Task goal
Return all lines from the listing below in which the string "illustration" occurs.

Extracted information
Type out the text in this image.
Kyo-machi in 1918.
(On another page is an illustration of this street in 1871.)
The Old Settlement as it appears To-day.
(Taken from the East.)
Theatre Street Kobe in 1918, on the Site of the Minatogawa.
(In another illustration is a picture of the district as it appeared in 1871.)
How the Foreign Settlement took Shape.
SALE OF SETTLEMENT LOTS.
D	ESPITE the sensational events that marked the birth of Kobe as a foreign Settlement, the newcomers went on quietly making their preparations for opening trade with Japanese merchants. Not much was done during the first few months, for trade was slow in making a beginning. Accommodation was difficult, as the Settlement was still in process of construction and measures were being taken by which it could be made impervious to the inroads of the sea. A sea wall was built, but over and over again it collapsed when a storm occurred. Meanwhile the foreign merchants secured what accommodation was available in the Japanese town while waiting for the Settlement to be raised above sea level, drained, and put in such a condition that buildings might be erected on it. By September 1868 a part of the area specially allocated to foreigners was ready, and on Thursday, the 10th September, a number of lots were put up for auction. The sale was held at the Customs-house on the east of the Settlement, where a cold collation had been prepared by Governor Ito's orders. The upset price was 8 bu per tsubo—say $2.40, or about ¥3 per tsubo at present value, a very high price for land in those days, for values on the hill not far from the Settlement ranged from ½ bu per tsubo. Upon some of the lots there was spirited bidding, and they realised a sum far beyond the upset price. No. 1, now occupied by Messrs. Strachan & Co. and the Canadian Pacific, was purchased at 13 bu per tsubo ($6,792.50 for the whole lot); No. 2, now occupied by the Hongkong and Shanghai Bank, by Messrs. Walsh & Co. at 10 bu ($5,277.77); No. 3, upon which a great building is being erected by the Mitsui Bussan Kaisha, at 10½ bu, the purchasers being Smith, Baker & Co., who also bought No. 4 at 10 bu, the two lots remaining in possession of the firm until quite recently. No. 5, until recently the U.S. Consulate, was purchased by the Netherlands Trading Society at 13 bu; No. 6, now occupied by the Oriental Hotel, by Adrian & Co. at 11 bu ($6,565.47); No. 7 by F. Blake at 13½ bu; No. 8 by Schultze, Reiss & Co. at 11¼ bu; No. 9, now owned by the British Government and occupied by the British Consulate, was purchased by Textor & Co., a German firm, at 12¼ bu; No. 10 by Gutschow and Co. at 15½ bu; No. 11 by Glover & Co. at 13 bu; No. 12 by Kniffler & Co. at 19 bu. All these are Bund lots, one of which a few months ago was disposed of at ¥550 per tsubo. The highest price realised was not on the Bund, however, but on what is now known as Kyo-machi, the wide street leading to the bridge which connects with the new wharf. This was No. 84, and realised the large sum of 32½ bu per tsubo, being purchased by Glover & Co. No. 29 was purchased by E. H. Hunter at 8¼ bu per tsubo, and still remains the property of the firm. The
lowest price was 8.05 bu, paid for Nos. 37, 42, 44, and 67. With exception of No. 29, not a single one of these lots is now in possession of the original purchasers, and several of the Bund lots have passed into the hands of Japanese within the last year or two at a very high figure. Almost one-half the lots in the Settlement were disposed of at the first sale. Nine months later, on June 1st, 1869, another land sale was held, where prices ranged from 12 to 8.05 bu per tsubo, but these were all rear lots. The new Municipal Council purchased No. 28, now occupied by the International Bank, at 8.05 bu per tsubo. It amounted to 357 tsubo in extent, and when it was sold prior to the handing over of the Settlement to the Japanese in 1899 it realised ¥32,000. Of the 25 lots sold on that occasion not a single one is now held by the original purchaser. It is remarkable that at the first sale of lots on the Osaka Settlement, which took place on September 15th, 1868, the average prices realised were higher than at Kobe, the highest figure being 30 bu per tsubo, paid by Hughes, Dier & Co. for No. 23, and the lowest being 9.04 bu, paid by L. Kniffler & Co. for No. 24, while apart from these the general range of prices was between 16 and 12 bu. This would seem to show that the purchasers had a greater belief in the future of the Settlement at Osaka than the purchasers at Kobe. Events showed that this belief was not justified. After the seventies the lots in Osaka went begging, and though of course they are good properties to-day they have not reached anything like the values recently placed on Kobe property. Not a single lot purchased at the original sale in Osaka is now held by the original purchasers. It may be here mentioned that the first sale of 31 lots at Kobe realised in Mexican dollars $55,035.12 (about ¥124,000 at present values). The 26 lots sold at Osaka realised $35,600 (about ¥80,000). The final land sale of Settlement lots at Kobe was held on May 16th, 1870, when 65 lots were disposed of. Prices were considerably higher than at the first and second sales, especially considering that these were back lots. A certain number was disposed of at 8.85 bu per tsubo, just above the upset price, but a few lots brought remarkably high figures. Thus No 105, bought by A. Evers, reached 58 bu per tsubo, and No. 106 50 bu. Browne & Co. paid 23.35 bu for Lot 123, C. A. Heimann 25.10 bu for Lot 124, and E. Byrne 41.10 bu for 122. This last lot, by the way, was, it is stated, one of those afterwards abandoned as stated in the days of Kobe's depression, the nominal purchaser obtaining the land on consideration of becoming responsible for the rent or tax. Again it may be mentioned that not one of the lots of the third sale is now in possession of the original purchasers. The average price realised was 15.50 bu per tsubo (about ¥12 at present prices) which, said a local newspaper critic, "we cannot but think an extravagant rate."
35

The answer
(On another page is an illustration of this street in 1871.)
(In another illustration is a picture of the district as it appeared in 1871.)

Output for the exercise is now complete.